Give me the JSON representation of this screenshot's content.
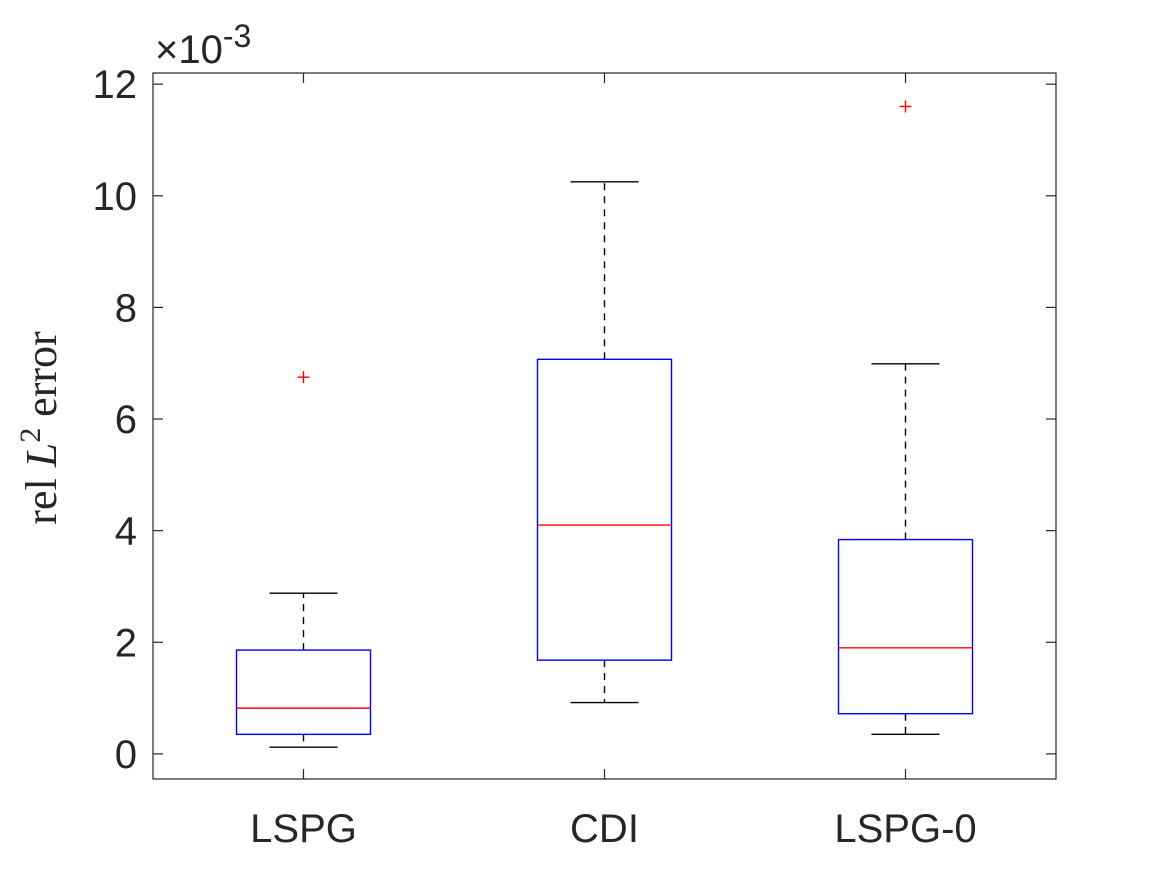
{
  "chart_data": {
    "type": "box",
    "title": "",
    "xlabel": "",
    "ylabel": {
      "prefix": "rel ",
      "symbol": "L",
      "superscript": "2",
      "suffix": " error"
    },
    "y_scale_label": {
      "mult": "×10",
      "exponent": "-3"
    },
    "ylim": [
      -0.45,
      12.2
    ],
    "yticks": [
      0,
      2,
      4,
      6,
      8,
      10,
      12
    ],
    "ytick_labels": [
      "0",
      "2",
      "4",
      "6",
      "8",
      "10",
      "12"
    ],
    "categories": [
      "LSPG",
      "CDI",
      "LSPG-0"
    ],
    "boxes": [
      {
        "name": "LSPG",
        "whisker_low": 0.12,
        "q1": 0.35,
        "median": 0.82,
        "q3": 1.86,
        "whisker_high": 2.88,
        "outliers": [
          6.75
        ]
      },
      {
        "name": "CDI",
        "whisker_low": 0.92,
        "q1": 1.68,
        "median": 4.1,
        "q3": 7.07,
        "whisker_high": 10.25,
        "outliers": []
      },
      {
        "name": "LSPG-0",
        "whisker_low": 0.35,
        "q1": 0.72,
        "median": 1.9,
        "q3": 3.84,
        "whisker_high": 6.99,
        "outliers": [
          11.6
        ]
      }
    ],
    "colors": {
      "box": "#0000ff",
      "median": "#ff0000",
      "whisker": "#000000",
      "outlier": "#ff0000",
      "axis": "#262626"
    }
  }
}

* _What to work on_
Without including any picture, repeat the data exactly.

* _Answer below_
Give me the JSON representation of this screenshot's content.
{
  "chart_data": {
    "type": "box",
    "title": "",
    "xlabel": "",
    "ylabel": {
      "prefix": "rel ",
      "symbol": "L",
      "superscript": "2",
      "suffix": " error"
    },
    "y_scale_label": {
      "mult": "×10",
      "exponent": "-3"
    },
    "ylim": [
      -0.45,
      12.2
    ],
    "yticks": [
      0,
      2,
      4,
      6,
      8,
      10,
      12
    ],
    "ytick_labels": [
      "0",
      "2",
      "4",
      "6",
      "8",
      "10",
      "12"
    ],
    "categories": [
      "LSPG",
      "CDI",
      "LSPG-0"
    ],
    "boxes": [
      {
        "name": "LSPG",
        "whisker_low": 0.12,
        "q1": 0.35,
        "median": 0.82,
        "q3": 1.86,
        "whisker_high": 2.88,
        "outliers": [
          6.75
        ]
      },
      {
        "name": "CDI",
        "whisker_low": 0.92,
        "q1": 1.68,
        "median": 4.1,
        "q3": 7.07,
        "whisker_high": 10.25,
        "outliers": []
      },
      {
        "name": "LSPG-0",
        "whisker_low": 0.35,
        "q1": 0.72,
        "median": 1.9,
        "q3": 3.84,
        "whisker_high": 6.99,
        "outliers": [
          11.6
        ]
      }
    ],
    "colors": {
      "box": "#0000ff",
      "median": "#ff0000",
      "whisker": "#000000",
      "outlier": "#ff0000",
      "axis": "#262626"
    }
  }
}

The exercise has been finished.